[Stored entries]
──────
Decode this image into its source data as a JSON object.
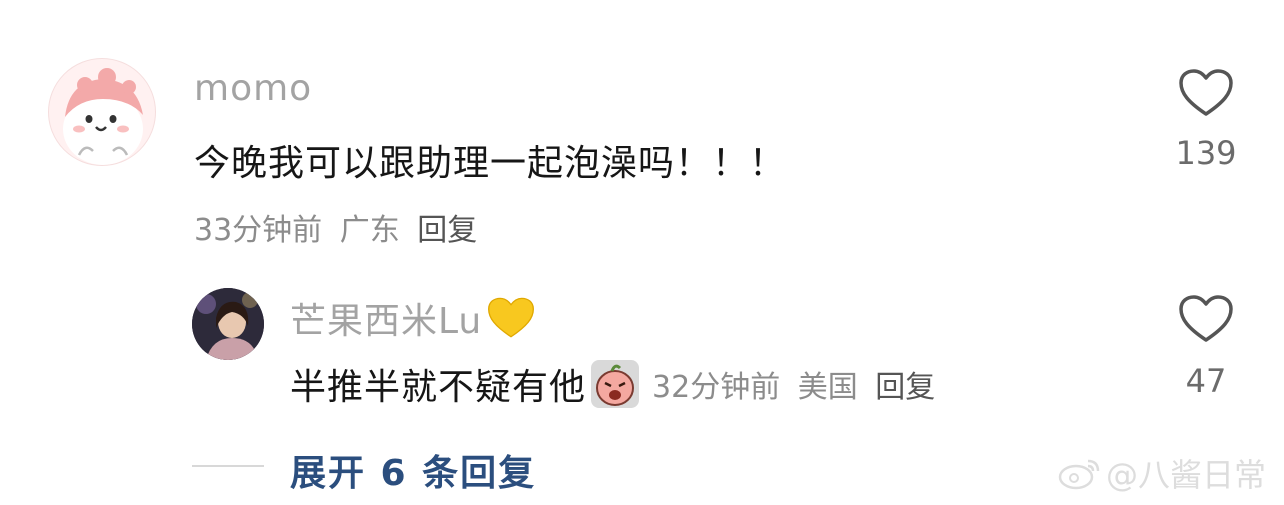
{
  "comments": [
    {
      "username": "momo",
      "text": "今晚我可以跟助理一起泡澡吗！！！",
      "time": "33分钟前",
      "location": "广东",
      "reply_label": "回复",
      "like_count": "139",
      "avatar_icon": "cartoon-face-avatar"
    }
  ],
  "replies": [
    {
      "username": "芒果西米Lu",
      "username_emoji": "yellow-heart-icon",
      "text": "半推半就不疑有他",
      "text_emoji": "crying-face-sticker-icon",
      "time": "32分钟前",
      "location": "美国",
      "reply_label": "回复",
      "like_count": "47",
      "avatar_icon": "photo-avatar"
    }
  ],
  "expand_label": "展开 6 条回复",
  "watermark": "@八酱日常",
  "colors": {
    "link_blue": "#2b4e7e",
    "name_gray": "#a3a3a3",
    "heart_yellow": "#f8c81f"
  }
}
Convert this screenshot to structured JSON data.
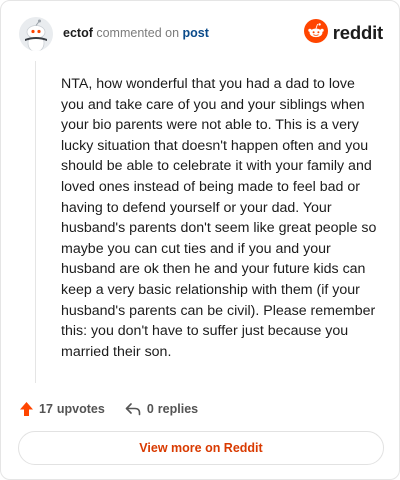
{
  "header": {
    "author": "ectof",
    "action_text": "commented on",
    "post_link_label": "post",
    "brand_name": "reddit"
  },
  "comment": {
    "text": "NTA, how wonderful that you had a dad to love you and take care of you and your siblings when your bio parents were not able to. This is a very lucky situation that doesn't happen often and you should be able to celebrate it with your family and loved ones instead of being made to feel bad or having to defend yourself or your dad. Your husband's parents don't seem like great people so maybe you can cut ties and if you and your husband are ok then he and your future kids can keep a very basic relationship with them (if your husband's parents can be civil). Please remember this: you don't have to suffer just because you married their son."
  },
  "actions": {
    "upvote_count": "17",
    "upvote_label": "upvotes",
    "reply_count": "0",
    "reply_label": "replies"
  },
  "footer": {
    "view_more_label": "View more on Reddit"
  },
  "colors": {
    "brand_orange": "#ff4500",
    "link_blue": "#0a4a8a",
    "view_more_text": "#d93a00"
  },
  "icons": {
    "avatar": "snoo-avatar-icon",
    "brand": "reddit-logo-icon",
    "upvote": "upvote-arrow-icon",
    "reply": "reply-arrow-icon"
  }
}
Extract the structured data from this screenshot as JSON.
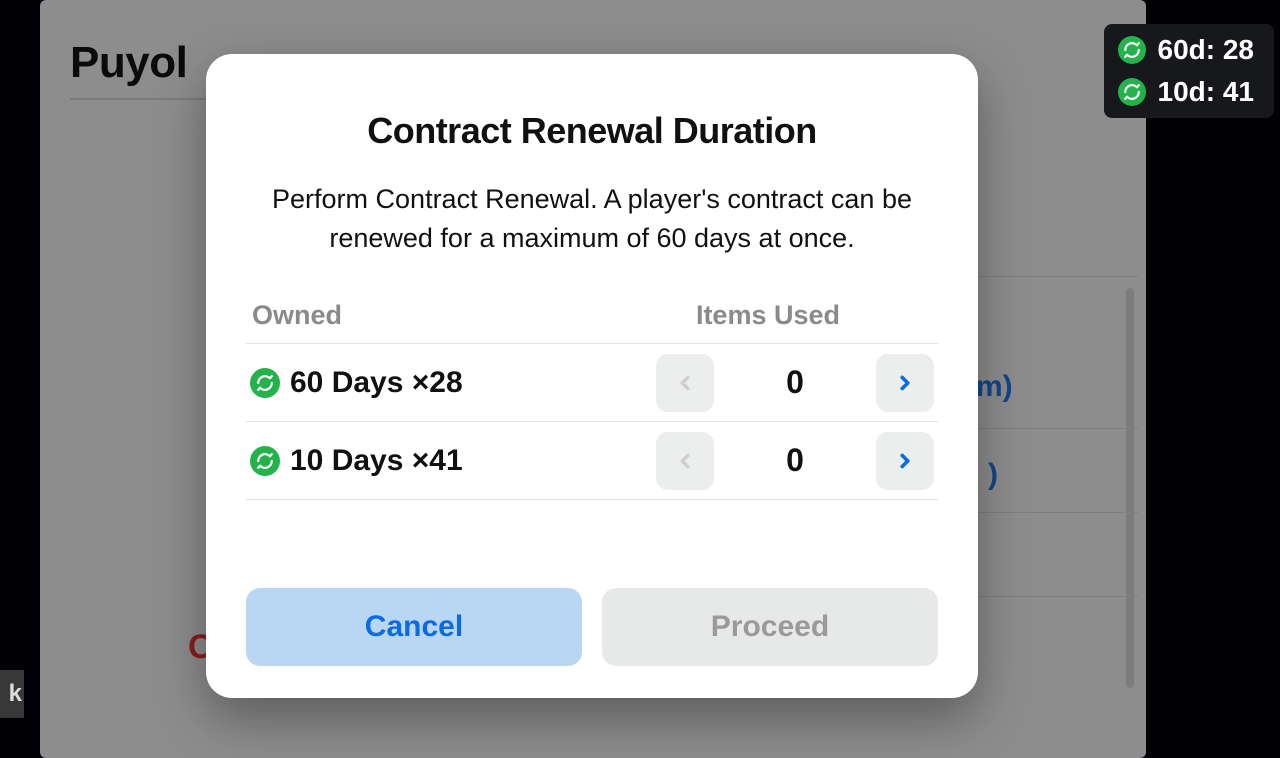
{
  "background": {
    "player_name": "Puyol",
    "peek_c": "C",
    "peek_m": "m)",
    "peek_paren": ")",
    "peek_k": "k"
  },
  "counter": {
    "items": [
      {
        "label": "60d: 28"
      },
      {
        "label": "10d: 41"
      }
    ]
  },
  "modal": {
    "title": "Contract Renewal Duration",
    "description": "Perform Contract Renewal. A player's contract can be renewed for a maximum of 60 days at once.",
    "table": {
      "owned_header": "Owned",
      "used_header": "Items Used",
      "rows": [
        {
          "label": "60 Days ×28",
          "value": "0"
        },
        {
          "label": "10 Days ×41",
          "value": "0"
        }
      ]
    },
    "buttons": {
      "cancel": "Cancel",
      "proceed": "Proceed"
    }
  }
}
──────
#### Given request
Find how many lines in the listing hold "data", and reply with that number only.

#### Answer to this exercise
3